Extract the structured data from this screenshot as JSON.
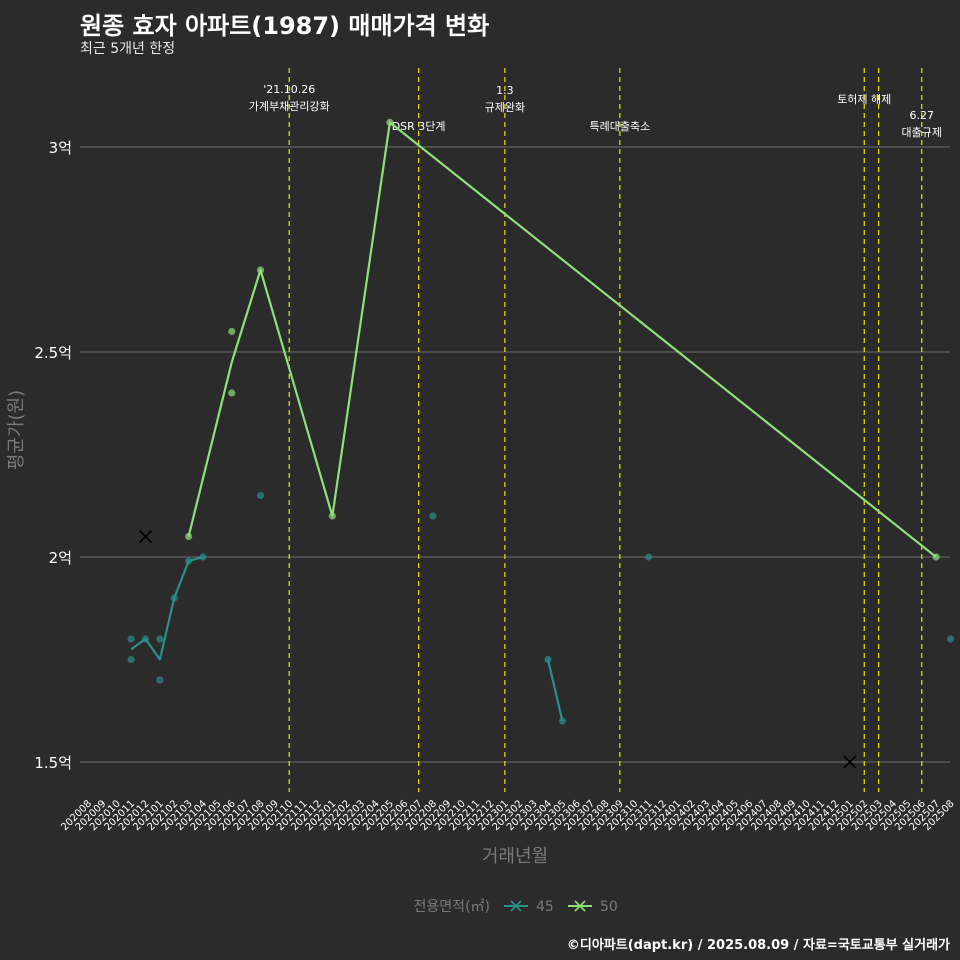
{
  "title": "원종 효자 아파트(1987) 매매가격 변화",
  "subtitle": "최근 5개년 한정",
  "caption": "©디아파트(dapt.kr) / 2025.08.09 / 자료=국토교통부 실거래가",
  "colors": {
    "background": "#2b2b2b",
    "grid": "#6e6e6e",
    "event_line": "#e8e800",
    "series_45": "#2a8f8f",
    "series_50": "#8ee07a",
    "text": "#ffffff",
    "axis_title": "#7a7a7a"
  },
  "chart_data": {
    "type": "line",
    "xlabel": "거래년월",
    "ylabel": "평균가(원)",
    "legend_title": "전용면적(㎡)",
    "legend_position": "bottom",
    "x_ticks": [
      "202008",
      "202009",
      "202010",
      "202011",
      "202012",
      "202101",
      "202102",
      "202103",
      "202104",
      "202105",
      "202106",
      "202107",
      "202108",
      "202109",
      "202110",
      "202111",
      "202112",
      "202201",
      "202202",
      "202203",
      "202204",
      "202205",
      "202206",
      "202207",
      "202208",
      "202209",
      "202210",
      "202211",
      "202212",
      "202301",
      "202302",
      "202303",
      "202304",
      "202305",
      "202306",
      "202307",
      "202308",
      "202309",
      "202310",
      "202311",
      "202312",
      "202401",
      "202402",
      "202403",
      "202404",
      "202405",
      "202406",
      "202407",
      "202408",
      "202409",
      "202410",
      "202411",
      "202412",
      "202501",
      "202502",
      "202503",
      "202504",
      "202505",
      "202506",
      "202507",
      "202508"
    ],
    "y_ticks": [
      {
        "value": 1.5,
        "label": "1.5억"
      },
      {
        "value": 2.0,
        "label": "2억"
      },
      {
        "value": 2.5,
        "label": "2.5억"
      },
      {
        "value": 3.0,
        "label": "3억"
      }
    ],
    "ylim": [
      1.43,
      3.2
    ],
    "series": [
      {
        "name": "45",
        "line": [
          [
            "202011",
            1.775
          ],
          [
            "202012",
            1.8
          ],
          [
            "202101",
            1.75
          ],
          [
            "202102",
            1.9
          ],
          [
            "202103",
            1.99
          ],
          [
            "202104",
            2.0
          ]
        ],
        "line2": [
          [
            "202304",
            1.75
          ],
          [
            "202305",
            1.6
          ]
        ],
        "points": [
          [
            "202011",
            1.8
          ],
          [
            "202011",
            1.75
          ],
          [
            "202012",
            1.8
          ],
          [
            "202101",
            1.8
          ],
          [
            "202101",
            1.7
          ],
          [
            "202102",
            1.9
          ],
          [
            "202103",
            1.99
          ],
          [
            "202104",
            2.0
          ],
          [
            "202108",
            2.15
          ],
          [
            "202208",
            2.1
          ],
          [
            "202304",
            1.75
          ],
          [
            "202305",
            1.6
          ],
          [
            "202311",
            2.0
          ],
          [
            "202508",
            1.8
          ]
        ],
        "cross": [
          [
            "202501",
            1.5
          ]
        ]
      },
      {
        "name": "50",
        "line": [
          [
            "202103",
            2.05
          ],
          [
            "202106",
            2.475
          ],
          [
            "202108",
            2.7
          ],
          [
            "202201",
            2.1
          ],
          [
            "202205",
            3.06
          ],
          [
            "202507",
            2.0
          ]
        ],
        "points": [
          [
            "202103",
            2.05
          ],
          [
            "202106",
            2.55
          ],
          [
            "202106",
            2.4
          ],
          [
            "202108",
            2.7
          ],
          [
            "202201",
            2.1
          ],
          [
            "202205",
            3.06
          ],
          [
            "202507",
            2.0
          ]
        ],
        "cross": [
          [
            "202012",
            2.05
          ]
        ]
      }
    ],
    "events": [
      {
        "x": "202110",
        "lines": [
          "'21.10.26",
          "가계부채관리강화"
        ]
      },
      {
        "x": "202207",
        "lines": [
          "DSR 3단계"
        ]
      },
      {
        "x": "202301",
        "lines": [
          "1.3",
          "규제완화"
        ]
      },
      {
        "x": "202309",
        "lines": [
          "특례대출축소"
        ]
      },
      {
        "x": "202502",
        "lines": [
          "토허제 해제"
        ]
      },
      {
        "x": "202503",
        "lines": []
      },
      {
        "x": "202506",
        "lines": [
          "6.27",
          "대출규제"
        ]
      }
    ]
  }
}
----------
_WHAT TO PRODUCE_: Leaving out the pictures, repeat the data above exactly.

_SOLUTION FOR THIS PROBLEM_:
Extract the structured data from this screenshot as JSON.
{
  "title": "원종 효자 아파트(1987) 매매가격 변화",
  "subtitle": "최근 5개년 한정",
  "caption": "©디아파트(dapt.kr) / 2025.08.09 / 자료=국토교통부 실거래가",
  "colors": {
    "background": "#2b2b2b",
    "grid": "#6e6e6e",
    "event_line": "#e8e800",
    "series_45": "#2a8f8f",
    "series_50": "#8ee07a",
    "text": "#ffffff",
    "axis_title": "#7a7a7a"
  },
  "chart_data": {
    "type": "line",
    "xlabel": "거래년월",
    "ylabel": "평균가(원)",
    "legend_title": "전용면적(㎡)",
    "legend_position": "bottom",
    "x_ticks": [
      "202008",
      "202009",
      "202010",
      "202011",
      "202012",
      "202101",
      "202102",
      "202103",
      "202104",
      "202105",
      "202106",
      "202107",
      "202108",
      "202109",
      "202110",
      "202111",
      "202112",
      "202201",
      "202202",
      "202203",
      "202204",
      "202205",
      "202206",
      "202207",
      "202208",
      "202209",
      "202210",
      "202211",
      "202212",
      "202301",
      "202302",
      "202303",
      "202304",
      "202305",
      "202306",
      "202307",
      "202308",
      "202309",
      "202310",
      "202311",
      "202312",
      "202401",
      "202402",
      "202403",
      "202404",
      "202405",
      "202406",
      "202407",
      "202408",
      "202409",
      "202410",
      "202411",
      "202412",
      "202501",
      "202502",
      "202503",
      "202504",
      "202505",
      "202506",
      "202507",
      "202508"
    ],
    "y_ticks": [
      {
        "value": 1.5,
        "label": "1.5억"
      },
      {
        "value": 2.0,
        "label": "2억"
      },
      {
        "value": 2.5,
        "label": "2.5억"
      },
      {
        "value": 3.0,
        "label": "3억"
      }
    ],
    "ylim": [
      1.43,
      3.2
    ],
    "series": [
      {
        "name": "45",
        "line": [
          [
            "202011",
            1.775
          ],
          [
            "202012",
            1.8
          ],
          [
            "202101",
            1.75
          ],
          [
            "202102",
            1.9
          ],
          [
            "202103",
            1.99
          ],
          [
            "202104",
            2.0
          ]
        ],
        "line2": [
          [
            "202304",
            1.75
          ],
          [
            "202305",
            1.6
          ]
        ],
        "points": [
          [
            "202011",
            1.8
          ],
          [
            "202011",
            1.75
          ],
          [
            "202012",
            1.8
          ],
          [
            "202101",
            1.8
          ],
          [
            "202101",
            1.7
          ],
          [
            "202102",
            1.9
          ],
          [
            "202103",
            1.99
          ],
          [
            "202104",
            2.0
          ],
          [
            "202108",
            2.15
          ],
          [
            "202208",
            2.1
          ],
          [
            "202304",
            1.75
          ],
          [
            "202305",
            1.6
          ],
          [
            "202311",
            2.0
          ],
          [
            "202508",
            1.8
          ]
        ],
        "cross": [
          [
            "202501",
            1.5
          ]
        ]
      },
      {
        "name": "50",
        "line": [
          [
            "202103",
            2.05
          ],
          [
            "202106",
            2.475
          ],
          [
            "202108",
            2.7
          ],
          [
            "202201",
            2.1
          ],
          [
            "202205",
            3.06
          ],
          [
            "202507",
            2.0
          ]
        ],
        "points": [
          [
            "202103",
            2.05
          ],
          [
            "202106",
            2.55
          ],
          [
            "202106",
            2.4
          ],
          [
            "202108",
            2.7
          ],
          [
            "202201",
            2.1
          ],
          [
            "202205",
            3.06
          ],
          [
            "202507",
            2.0
          ]
        ],
        "cross": [
          [
            "202012",
            2.05
          ]
        ]
      }
    ],
    "events": [
      {
        "x": "202110",
        "lines": [
          "'21.10.26",
          "가계부채관리강화"
        ]
      },
      {
        "x": "202207",
        "lines": [
          "DSR 3단계"
        ]
      },
      {
        "x": "202301",
        "lines": [
          "1.3",
          "규제완화"
        ]
      },
      {
        "x": "202309",
        "lines": [
          "특례대출축소"
        ]
      },
      {
        "x": "202502",
        "lines": [
          "토허제 해제"
        ]
      },
      {
        "x": "202503",
        "lines": []
      },
      {
        "x": "202506",
        "lines": [
          "6.27",
          "대출규제"
        ]
      }
    ]
  }
}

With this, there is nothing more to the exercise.